> [Problem description]: Give back every line exactly as it appears, pictures excluded.

[Records from a data collection]
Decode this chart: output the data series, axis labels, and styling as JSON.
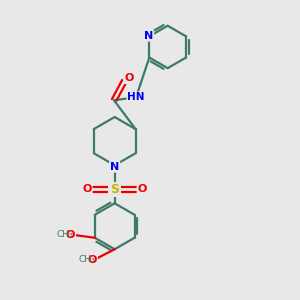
{
  "bg_color": "#e8e8e8",
  "bond_color": "#3d7a6a",
  "nitrogen_color": "#0000ee",
  "oxygen_color": "#ee0000",
  "sulfur_color": "#bbbb00",
  "linewidth": 1.6,
  "figsize": [
    3.0,
    3.0
  ],
  "dpi": 100,
  "xlim": [
    0,
    10
  ],
  "ylim": [
    0,
    10
  ]
}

> [Response to this exercise]:
Decode this chart: output the data series, axis labels, and styling as JSON.
{
  "bg_color": "#e8e8e8",
  "bond_color": "#3d7a6a",
  "nitrogen_color": "#0000ee",
  "oxygen_color": "#ee0000",
  "sulfur_color": "#bbbb00",
  "linewidth": 1.6,
  "figsize": [
    3.0,
    3.0
  ],
  "dpi": 100,
  "xlim": [
    0,
    10
  ],
  "ylim": [
    0,
    10
  ]
}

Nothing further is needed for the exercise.